• _Set exercise_: Write out every entry exactly as it stands.

·····

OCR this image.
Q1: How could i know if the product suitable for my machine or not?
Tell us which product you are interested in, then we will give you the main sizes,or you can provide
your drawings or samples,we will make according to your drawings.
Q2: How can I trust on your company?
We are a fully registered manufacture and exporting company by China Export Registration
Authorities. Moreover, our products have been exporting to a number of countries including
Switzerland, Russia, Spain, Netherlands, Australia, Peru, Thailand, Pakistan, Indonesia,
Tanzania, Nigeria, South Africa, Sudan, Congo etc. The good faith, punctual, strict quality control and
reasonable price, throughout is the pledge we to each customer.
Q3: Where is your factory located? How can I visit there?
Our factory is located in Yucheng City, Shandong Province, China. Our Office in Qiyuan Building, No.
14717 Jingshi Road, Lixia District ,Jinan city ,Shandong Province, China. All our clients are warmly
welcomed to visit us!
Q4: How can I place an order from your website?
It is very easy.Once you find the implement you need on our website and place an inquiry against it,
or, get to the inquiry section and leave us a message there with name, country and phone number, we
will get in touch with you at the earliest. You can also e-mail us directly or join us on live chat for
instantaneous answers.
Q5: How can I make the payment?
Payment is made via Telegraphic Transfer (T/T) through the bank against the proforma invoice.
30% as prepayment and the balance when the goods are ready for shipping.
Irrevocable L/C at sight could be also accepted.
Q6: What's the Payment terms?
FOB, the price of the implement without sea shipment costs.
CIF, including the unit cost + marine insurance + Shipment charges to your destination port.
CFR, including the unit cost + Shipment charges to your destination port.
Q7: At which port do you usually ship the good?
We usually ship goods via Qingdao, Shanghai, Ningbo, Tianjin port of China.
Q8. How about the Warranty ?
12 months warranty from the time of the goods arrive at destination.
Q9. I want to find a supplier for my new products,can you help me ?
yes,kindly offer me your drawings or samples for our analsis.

·····

• _Solution_:
OCR this image.
Q1: How could i know if the product suitable for my machine or not?
Tell us which product you are interested in, then we will give you the main sizes,or you can provide
your drawings or samples,we will make according to your drawings.
Q2: How can I trust on your company?
We are a fully registered manufacture and exporting company by China Export Registration
Authorities. Moreover, our products have been exporting to a number of countries including
Switzerland, Russia, Spain, Netherlands, Australia, Peru, Thailand, Pakistan, Indonesia,
Tanzania, Nigeria, South Africa, Sudan, Congo etc. The good faith, punctual, strict quality control and
reasonable price, throughout is the pledge we to each customer.
Q3: Where is your factory located? How can I visit there?
Our factory is located in Yucheng City, Shandong Province, China. Our Office in Qiyuan Building, No.
14717 Jingshi Road, Lixia District ,Jinan city ,Shandong Province, China. All our clients are warmly
welcomed to visit us!
Q4: How can I place an order from your website?
It is very easy.Once you find the implement you need on our website and place an inquiry against it,
or, get to the inquiry section and leave us a message there with name, country and phone number, we
will get in touch with you at the earliest. You can also e-mail us directly or join us on live chat for
instantaneous answers.
Q5: How can I make the payment?
Payment is made via Telegraphic Transfer (T/T) through the bank against the proforma invoice.
30% as prepayment and the balance when the goods are ready for shipping.
Irrevocable L/C at sight could be also accepted.
Q6: What's the Payment terms?
FOB, the price of the implement without sea shipment costs.
CIF, including the unit cost + marine insurance + Shipment charges to your destination port.
CFR, including the unit cost + Shipment charges to your destination port.
Q7: At which port do you usually ship the good?
We usually ship goods via Qingdao, Shanghai, Ningbo, Tianjin port of China.
Q8. How about the Warranty ?
12 months warranty from the time of the goods arrive at destination.
Q9. I want to find a supplier for my new products,can you help me ?
yes,kindly offer me your drawings or samples for our analsis.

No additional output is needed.